Return the whole listing exactly as it stands.

****************************************

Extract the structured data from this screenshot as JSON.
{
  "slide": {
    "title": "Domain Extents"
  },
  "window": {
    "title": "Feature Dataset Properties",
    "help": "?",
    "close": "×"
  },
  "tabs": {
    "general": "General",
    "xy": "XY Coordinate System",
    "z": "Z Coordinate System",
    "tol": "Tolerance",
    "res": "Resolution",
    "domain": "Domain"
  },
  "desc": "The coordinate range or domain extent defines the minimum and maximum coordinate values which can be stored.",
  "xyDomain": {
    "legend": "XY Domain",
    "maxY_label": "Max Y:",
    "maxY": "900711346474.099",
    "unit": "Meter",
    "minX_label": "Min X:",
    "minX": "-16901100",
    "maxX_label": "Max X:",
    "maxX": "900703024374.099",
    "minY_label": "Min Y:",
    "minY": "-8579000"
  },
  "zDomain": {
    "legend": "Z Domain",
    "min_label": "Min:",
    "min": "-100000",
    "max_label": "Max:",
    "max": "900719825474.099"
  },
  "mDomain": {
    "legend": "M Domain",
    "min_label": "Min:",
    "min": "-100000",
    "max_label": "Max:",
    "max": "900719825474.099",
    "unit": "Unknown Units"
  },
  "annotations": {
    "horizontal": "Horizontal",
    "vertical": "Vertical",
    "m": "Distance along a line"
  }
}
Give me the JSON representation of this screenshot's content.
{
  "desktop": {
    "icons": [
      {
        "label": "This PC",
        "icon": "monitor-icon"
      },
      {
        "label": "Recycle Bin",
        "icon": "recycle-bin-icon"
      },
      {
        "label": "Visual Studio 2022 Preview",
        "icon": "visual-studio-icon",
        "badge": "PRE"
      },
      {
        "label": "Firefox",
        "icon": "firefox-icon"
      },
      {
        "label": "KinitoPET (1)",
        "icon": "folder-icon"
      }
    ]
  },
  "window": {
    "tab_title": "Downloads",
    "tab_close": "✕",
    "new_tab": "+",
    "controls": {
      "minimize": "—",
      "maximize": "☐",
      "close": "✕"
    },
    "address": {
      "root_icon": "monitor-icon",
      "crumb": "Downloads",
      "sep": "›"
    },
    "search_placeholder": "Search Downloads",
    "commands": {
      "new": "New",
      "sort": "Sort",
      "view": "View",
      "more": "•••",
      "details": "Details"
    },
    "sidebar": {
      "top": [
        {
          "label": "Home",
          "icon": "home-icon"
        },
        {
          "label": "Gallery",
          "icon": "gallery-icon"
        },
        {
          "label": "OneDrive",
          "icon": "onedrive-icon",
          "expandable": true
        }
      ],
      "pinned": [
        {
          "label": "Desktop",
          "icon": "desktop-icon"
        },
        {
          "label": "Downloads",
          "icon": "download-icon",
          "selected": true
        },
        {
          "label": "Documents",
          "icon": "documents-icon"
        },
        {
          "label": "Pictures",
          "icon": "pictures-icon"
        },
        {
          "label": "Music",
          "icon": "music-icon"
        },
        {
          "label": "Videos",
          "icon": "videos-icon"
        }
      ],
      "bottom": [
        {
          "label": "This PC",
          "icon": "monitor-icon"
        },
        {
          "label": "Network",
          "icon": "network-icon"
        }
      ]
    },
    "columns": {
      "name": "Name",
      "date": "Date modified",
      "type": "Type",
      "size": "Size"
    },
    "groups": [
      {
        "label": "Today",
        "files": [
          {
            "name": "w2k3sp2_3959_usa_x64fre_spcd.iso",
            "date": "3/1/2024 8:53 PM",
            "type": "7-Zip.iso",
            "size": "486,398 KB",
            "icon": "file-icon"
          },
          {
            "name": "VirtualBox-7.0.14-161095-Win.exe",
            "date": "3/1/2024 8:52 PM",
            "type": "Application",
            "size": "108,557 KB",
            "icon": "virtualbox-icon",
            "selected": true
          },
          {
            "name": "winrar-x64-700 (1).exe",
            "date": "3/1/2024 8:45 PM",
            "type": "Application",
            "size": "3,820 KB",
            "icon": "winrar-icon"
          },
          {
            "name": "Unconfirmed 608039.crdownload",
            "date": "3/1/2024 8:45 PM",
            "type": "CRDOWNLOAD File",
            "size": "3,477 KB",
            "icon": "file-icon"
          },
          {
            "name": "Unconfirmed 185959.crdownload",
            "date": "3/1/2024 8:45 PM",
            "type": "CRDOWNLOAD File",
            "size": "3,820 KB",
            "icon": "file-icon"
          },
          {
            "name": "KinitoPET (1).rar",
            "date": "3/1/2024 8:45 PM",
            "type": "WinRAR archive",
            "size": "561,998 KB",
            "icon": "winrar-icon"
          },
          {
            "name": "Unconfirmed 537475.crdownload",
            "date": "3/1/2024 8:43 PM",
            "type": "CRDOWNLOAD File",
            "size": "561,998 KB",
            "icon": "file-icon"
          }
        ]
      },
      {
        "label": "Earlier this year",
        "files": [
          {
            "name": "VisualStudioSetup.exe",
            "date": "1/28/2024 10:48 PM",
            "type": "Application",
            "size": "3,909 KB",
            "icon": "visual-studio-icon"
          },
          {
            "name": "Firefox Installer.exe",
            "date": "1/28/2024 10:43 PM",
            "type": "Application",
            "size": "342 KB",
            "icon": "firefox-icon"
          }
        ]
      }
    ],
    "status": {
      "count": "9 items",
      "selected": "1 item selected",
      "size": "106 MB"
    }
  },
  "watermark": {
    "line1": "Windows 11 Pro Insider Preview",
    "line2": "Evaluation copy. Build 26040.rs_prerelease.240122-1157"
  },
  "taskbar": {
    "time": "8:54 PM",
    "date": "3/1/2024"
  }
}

****************************************

RESULT OF THE TASK:
Extract the structured data from this screenshot as JSON.
{
  "slide": {
    "title": "Domain Extents"
  },
  "window": {
    "title": "Feature Dataset Properties",
    "help": "?",
    "close": "×"
  },
  "tabs": {
    "general": "General",
    "xy": "XY Coordinate System",
    "z": "Z Coordinate System",
    "tol": "Tolerance",
    "res": "Resolution",
    "domain": "Domain"
  },
  "desc": "The coordinate range or domain extent defines the minimum and maximum coordinate values which can be stored.",
  "xyDomain": {
    "legend": "XY Domain",
    "maxY_label": "Max Y:",
    "maxY": "900711346474.099",
    "unit": "Meter",
    "minX_label": "Min X:",
    "minX": "-16901100",
    "maxX_label": "Max X:",
    "maxX": "900703024374.099",
    "minY_label": "Min Y:",
    "minY": "-8579000"
  },
  "zDomain": {
    "legend": "Z Domain",
    "min_label": "Min:",
    "min": "-100000",
    "max_label": "Max:",
    "max": "900719825474.099"
  },
  "mDomain": {
    "legend": "M Domain",
    "min_label": "Min:",
    "min": "-100000",
    "max_label": "Max:",
    "max": "900719825474.099",
    "unit": "Unknown Units"
  },
  "annotations": {
    "horizontal": "Horizontal",
    "vertical": "Vertical",
    "m": "Distance along a line"
  }
}
Give me the JSON representation of this screenshot's content.
{
  "desktop": {
    "icons": [
      {
        "label": "This PC",
        "icon": "monitor-icon"
      },
      {
        "label": "Recycle Bin",
        "icon": "recycle-bin-icon"
      },
      {
        "label": "Visual Studio 2022 Preview",
        "icon": "visual-studio-icon",
        "badge": "PRE"
      },
      {
        "label": "Firefox",
        "icon": "firefox-icon"
      },
      {
        "label": "KinitoPET (1)",
        "icon": "folder-icon"
      }
    ]
  },
  "window": {
    "tab_title": "Downloads",
    "tab_close": "✕",
    "new_tab": "+",
    "controls": {
      "minimize": "—",
      "maximize": "☐",
      "close": "✕"
    },
    "address": {
      "root_icon": "monitor-icon",
      "crumb": "Downloads",
      "sep": "›"
    },
    "search_placeholder": "Search Downloads",
    "commands": {
      "new": "New",
      "sort": "Sort",
      "view": "View",
      "more": "•••",
      "details": "Details"
    },
    "sidebar": {
      "top": [
        {
          "label": "Home",
          "icon": "home-icon"
        },
        {
          "label": "Gallery",
          "icon": "gallery-icon"
        },
        {
          "label": "OneDrive",
          "icon": "onedrive-icon",
          "expandable": true
        }
      ],
      "pinned": [
        {
          "label": "Desktop",
          "icon": "desktop-icon"
        },
        {
          "label": "Downloads",
          "icon": "download-icon",
          "selected": true
        },
        {
          "label": "Documents",
          "icon": "documents-icon"
        },
        {
          "label": "Pictures",
          "icon": "pictures-icon"
        },
        {
          "label": "Music",
          "icon": "music-icon"
        },
        {
          "label": "Videos",
          "icon": "videos-icon"
        }
      ],
      "bottom": [
        {
          "label": "This PC",
          "icon": "monitor-icon"
        },
        {
          "label": "Network",
          "icon": "network-icon"
        }
      ]
    },
    "columns": {
      "name": "Name",
      "date": "Date modified",
      "type": "Type",
      "size": "Size"
    },
    "groups": [
      {
        "label": "Today",
        "files": [
          {
            "name": "w2k3sp2_3959_usa_x64fre_spcd.iso",
            "date": "3/1/2024 8:53 PM",
            "type": "7-Zip.iso",
            "size": "486,398 KB",
            "icon": "file-icon"
          },
          {
            "name": "VirtualBox-7.0.14-161095-Win.exe",
            "date": "3/1/2024 8:52 PM",
            "type": "Application",
            "size": "108,557 KB",
            "icon": "virtualbox-icon",
            "selected": true
          },
          {
            "name": "winrar-x64-700 (1).exe",
            "date": "3/1/2024 8:45 PM",
            "type": "Application",
            "size": "3,820 KB",
            "icon": "winrar-icon"
          },
          {
            "name": "Unconfirmed 608039.crdownload",
            "date": "3/1/2024 8:45 PM",
            "type": "CRDOWNLOAD File",
            "size": "3,477 KB",
            "icon": "file-icon"
          },
          {
            "name": "Unconfirmed 185959.crdownload",
            "date": "3/1/2024 8:45 PM",
            "type": "CRDOWNLOAD File",
            "size": "3,820 KB",
            "icon": "file-icon"
          },
          {
            "name": "KinitoPET (1).rar",
            "date": "3/1/2024 8:45 PM",
            "type": "WinRAR archive",
            "size": "561,998 KB",
            "icon": "winrar-icon"
          },
          {
            "name": "Unconfirmed 537475.crdownload",
            "date": "3/1/2024 8:43 PM",
            "type": "CRDOWNLOAD File",
            "size": "561,998 KB",
            "icon": "file-icon"
          }
        ]
      },
      {
        "label": "Earlier this year",
        "files": [
          {
            "name": "VisualStudioSetup.exe",
            "date": "1/28/2024 10:48 PM",
            "type": "Application",
            "size": "3,909 KB",
            "icon": "visual-studio-icon"
          },
          {
            "name": "Firefox Installer.exe",
            "date": "1/28/2024 10:43 PM",
            "type": "Application",
            "size": "342 KB",
            "icon": "firefox-icon"
          }
        ]
      }
    ],
    "status": {
      "count": "9 items",
      "selected": "1 item selected",
      "size": "106 MB"
    }
  },
  "watermark": {
    "line1": "Windows 11 Pro Insider Preview",
    "line2": "Evaluation copy. Build 26040.rs_prerelease.240122-1157"
  },
  "taskbar": {
    "time": "8:54 PM",
    "date": "3/1/2024"
  }
}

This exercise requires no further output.